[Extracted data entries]
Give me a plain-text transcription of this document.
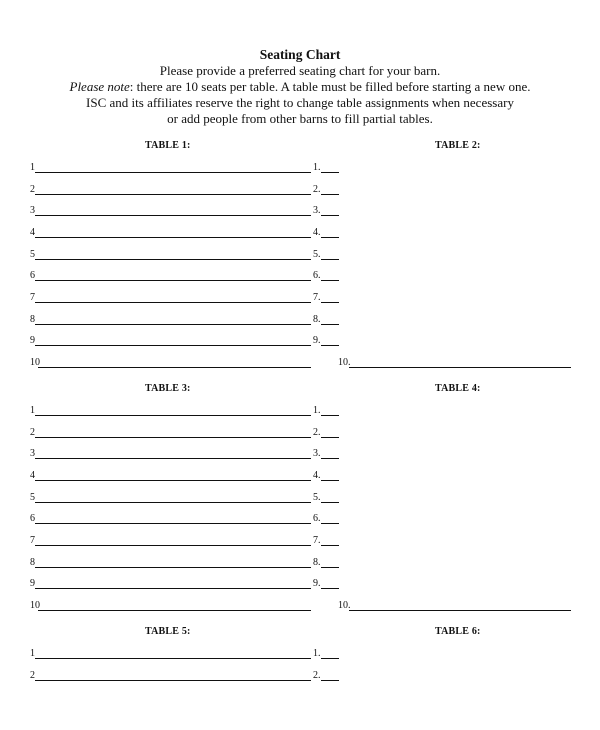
Seating Chart
Please provide a preferred seating chart for your barn.
Please note: there are 10 seats per table. A table must be filled before starting a new one.
ISC and its affiliates reserve the right to change table assignments when necessary
or add people from other barns to fill partial tables.
TABLE 1:
1
2
3
4
5
6
7
8
9
10
TABLE 2:
1.
2.
3.
4.
5.
6.
7.
8.
9.
10.
TABLE 3:
1
2
3
4
5
6
7
8
9
10
TABLE 4:
1.
2.
3.
4.
5.
6.
7.
8.
9.
10.
TABLE 5:
1
2
TABLE 6:
1.
2.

_Written instruction_.
Quote all the lines above exactly as given. Do not include the pictures.

_Answer to the task_.
Give me a plain-text transcription of this document.
Seating Chart
Please provide a preferred seating chart for your barn.
Please note: there are 10 seats per table. A table must be filled before starting a new one.
ISC and its affiliates reserve the right to change table assignments when necessary
or add people from other barns to fill partial tables.
TABLE 1:
1
2
3
4
5
6
7
8
9
10
TABLE 2:
1.
2.
3.
4.
5.
6.
7.
8.
9.
10.
TABLE 3:
1
2
3
4
5
6
7
8
9
10
TABLE 4:
1.
2.
3.
4.
5.
6.
7.
8.
9.
10.
TABLE 5:
1
2
TABLE 6:
1.
2.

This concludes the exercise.